**REQUEST:** Copy the data below exactly, omitting any picture it contains.

### EXERCISE MATERIAL ###

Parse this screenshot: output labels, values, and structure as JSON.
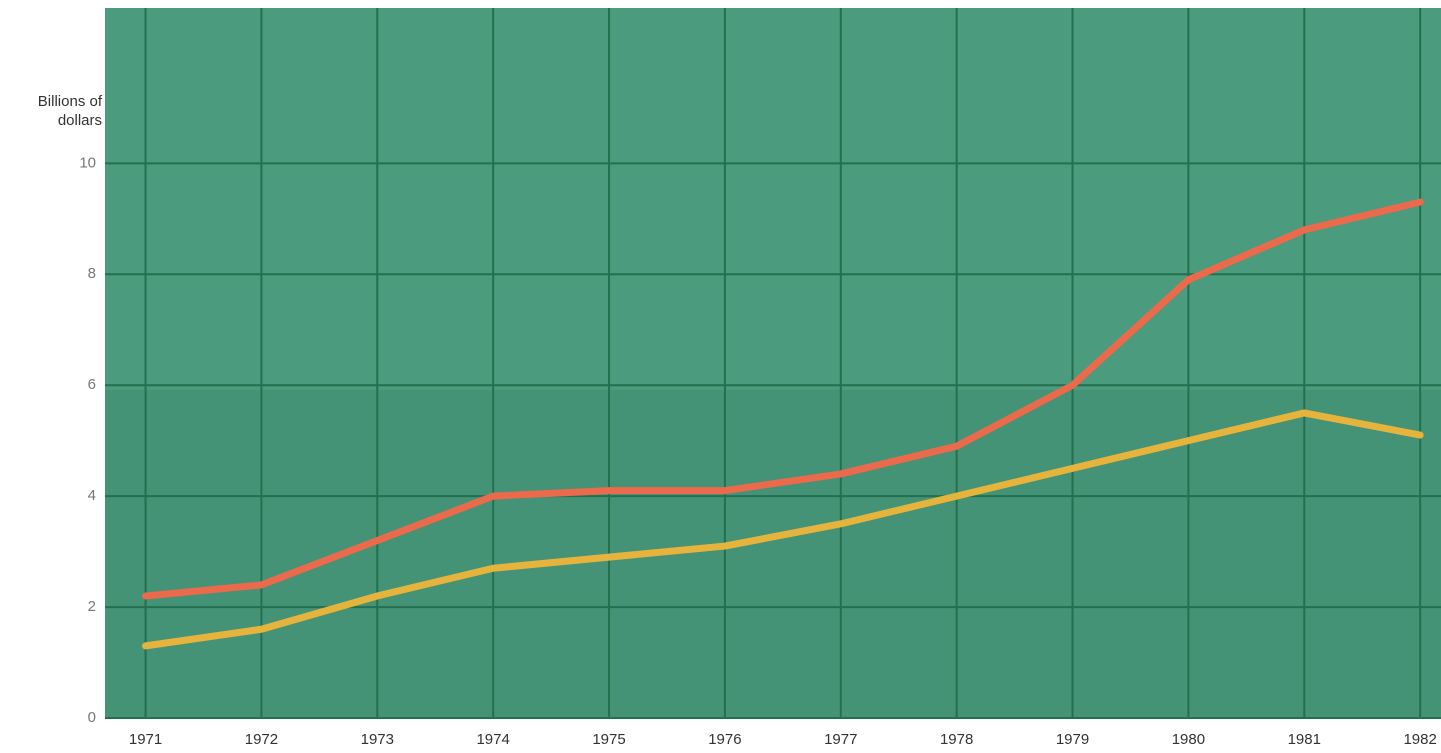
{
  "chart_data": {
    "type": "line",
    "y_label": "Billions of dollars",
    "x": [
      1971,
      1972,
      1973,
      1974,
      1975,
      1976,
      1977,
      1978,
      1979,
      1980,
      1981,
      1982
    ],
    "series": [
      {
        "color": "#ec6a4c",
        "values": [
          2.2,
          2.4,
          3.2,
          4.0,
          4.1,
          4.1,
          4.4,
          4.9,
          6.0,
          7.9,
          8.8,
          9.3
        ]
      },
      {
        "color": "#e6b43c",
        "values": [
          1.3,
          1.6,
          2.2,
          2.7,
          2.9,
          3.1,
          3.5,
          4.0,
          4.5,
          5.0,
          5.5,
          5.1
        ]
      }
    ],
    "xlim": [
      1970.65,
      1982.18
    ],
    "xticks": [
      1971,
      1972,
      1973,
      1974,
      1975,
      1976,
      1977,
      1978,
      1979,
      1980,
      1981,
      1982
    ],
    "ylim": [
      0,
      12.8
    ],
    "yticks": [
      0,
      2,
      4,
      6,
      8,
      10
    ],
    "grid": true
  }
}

###

**RESPONSE TO THE TASK:**
Parse this screenshot: output labels, values, and structure as JSON.
{
  "chart_data": {
    "type": "line",
    "y_label": "Billions of dollars",
    "x": [
      1971,
      1972,
      1973,
      1974,
      1975,
      1976,
      1977,
      1978,
      1979,
      1980,
      1981,
      1982
    ],
    "series": [
      {
        "color": "#ec6a4c",
        "values": [
          2.2,
          2.4,
          3.2,
          4.0,
          4.1,
          4.1,
          4.4,
          4.9,
          6.0,
          7.9,
          8.8,
          9.3
        ]
      },
      {
        "color": "#e6b43c",
        "values": [
          1.3,
          1.6,
          2.2,
          2.7,
          2.9,
          3.1,
          3.5,
          4.0,
          4.5,
          5.0,
          5.5,
          5.1
        ]
      }
    ],
    "xlim": [
      1970.65,
      1982.18
    ],
    "xticks": [
      1971,
      1972,
      1973,
      1974,
      1975,
      1976,
      1977,
      1978,
      1979,
      1980,
      1981,
      1982
    ],
    "ylim": [
      0,
      12.8
    ],
    "yticks": [
      0,
      2,
      4,
      6,
      8,
      10
    ],
    "grid": true
  }
}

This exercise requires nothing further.